What the exercise asks: Repeat the items word for word, from the first line through the line that contains "list-item: [0, 589, 794, 622]", both included.

▬▬▬

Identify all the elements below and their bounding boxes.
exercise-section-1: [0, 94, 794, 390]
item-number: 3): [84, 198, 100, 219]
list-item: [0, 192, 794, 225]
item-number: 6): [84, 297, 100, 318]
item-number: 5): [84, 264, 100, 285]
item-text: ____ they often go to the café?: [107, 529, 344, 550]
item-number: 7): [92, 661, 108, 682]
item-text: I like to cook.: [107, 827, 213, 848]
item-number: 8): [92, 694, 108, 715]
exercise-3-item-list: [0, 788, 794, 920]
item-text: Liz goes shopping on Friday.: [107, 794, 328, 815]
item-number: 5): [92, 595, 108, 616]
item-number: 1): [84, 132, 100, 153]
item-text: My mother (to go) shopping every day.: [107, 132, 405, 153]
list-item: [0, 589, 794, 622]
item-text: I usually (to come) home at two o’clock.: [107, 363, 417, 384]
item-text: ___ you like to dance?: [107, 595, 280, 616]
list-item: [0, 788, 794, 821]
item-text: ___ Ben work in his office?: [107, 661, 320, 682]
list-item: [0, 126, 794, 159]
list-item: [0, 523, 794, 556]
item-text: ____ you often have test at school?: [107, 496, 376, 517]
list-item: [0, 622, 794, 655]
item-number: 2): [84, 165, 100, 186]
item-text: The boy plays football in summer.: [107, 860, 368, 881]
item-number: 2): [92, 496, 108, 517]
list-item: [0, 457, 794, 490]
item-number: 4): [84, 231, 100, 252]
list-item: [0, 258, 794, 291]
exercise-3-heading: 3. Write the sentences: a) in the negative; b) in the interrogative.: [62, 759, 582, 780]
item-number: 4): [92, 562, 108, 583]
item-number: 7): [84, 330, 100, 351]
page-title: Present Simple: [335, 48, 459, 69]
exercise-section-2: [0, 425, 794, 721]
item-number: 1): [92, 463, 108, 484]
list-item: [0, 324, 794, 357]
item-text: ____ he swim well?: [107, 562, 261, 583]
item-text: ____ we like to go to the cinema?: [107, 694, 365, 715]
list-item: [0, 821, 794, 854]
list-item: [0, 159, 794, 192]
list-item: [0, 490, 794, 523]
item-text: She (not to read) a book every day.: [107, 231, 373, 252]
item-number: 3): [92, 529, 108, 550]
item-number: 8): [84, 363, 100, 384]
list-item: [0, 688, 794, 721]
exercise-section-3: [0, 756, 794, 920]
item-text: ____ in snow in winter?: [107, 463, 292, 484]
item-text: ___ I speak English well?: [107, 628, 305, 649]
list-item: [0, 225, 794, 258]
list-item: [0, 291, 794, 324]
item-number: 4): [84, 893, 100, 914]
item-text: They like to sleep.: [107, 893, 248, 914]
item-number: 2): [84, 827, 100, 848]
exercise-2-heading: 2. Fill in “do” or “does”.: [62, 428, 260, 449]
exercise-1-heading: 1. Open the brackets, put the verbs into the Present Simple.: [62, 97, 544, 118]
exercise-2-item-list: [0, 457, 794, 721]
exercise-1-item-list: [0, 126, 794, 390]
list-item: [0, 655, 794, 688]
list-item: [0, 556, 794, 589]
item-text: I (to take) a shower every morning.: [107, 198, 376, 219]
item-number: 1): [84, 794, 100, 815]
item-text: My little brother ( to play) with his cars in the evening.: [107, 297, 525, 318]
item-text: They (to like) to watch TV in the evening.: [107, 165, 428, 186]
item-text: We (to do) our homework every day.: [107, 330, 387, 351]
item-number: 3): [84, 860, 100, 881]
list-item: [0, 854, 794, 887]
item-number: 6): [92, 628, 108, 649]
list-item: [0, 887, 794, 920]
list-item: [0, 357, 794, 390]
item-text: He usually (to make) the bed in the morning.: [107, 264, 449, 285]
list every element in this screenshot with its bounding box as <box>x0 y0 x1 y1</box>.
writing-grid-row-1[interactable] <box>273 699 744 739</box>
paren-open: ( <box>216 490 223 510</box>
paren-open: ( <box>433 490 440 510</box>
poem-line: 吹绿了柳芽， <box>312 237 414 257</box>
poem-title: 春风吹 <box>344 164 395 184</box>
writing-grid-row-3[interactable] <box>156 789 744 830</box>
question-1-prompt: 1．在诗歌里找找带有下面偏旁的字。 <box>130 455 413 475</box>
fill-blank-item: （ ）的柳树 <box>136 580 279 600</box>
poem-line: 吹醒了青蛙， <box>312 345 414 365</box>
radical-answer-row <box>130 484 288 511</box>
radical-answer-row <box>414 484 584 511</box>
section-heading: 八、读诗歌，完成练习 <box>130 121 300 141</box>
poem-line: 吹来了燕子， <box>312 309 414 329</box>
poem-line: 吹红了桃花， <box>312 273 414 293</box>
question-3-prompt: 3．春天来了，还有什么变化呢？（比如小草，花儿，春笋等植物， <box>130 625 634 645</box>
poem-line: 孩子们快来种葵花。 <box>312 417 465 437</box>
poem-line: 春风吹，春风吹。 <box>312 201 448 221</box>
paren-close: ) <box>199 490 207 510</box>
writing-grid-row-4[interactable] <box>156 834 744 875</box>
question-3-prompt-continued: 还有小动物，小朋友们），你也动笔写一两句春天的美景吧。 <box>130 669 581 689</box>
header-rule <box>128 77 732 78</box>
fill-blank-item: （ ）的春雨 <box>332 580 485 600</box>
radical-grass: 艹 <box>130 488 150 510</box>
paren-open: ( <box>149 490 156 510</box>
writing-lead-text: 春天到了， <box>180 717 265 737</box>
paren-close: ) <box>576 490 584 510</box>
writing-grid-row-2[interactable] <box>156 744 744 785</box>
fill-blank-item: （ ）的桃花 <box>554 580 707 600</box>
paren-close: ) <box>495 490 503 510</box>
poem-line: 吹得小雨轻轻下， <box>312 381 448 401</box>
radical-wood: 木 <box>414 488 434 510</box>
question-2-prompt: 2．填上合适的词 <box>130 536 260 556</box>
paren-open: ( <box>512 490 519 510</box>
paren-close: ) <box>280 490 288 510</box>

▬▬▬

Task response:
Identify all the elements below and their bounding boxes.
exercise-section-1: [0, 94, 794, 390]
item-number: 3): [84, 198, 100, 219]
list-item: [0, 192, 794, 225]
item-number: 6): [84, 297, 100, 318]
item-number: 5): [84, 264, 100, 285]
item-text: ____ they often go to the café?: [107, 529, 344, 550]
item-number: 7): [92, 661, 108, 682]
item-text: I like to cook.: [107, 827, 213, 848]
item-number: 8): [92, 694, 108, 715]
exercise-3-item-list: [0, 788, 794, 920]
item-text: Liz goes shopping on Friday.: [107, 794, 328, 815]
item-number: 5): [92, 595, 108, 616]
item-number: 1): [84, 132, 100, 153]
item-text: My mother (to go) shopping every day.: [107, 132, 405, 153]
list-item: [0, 589, 794, 622]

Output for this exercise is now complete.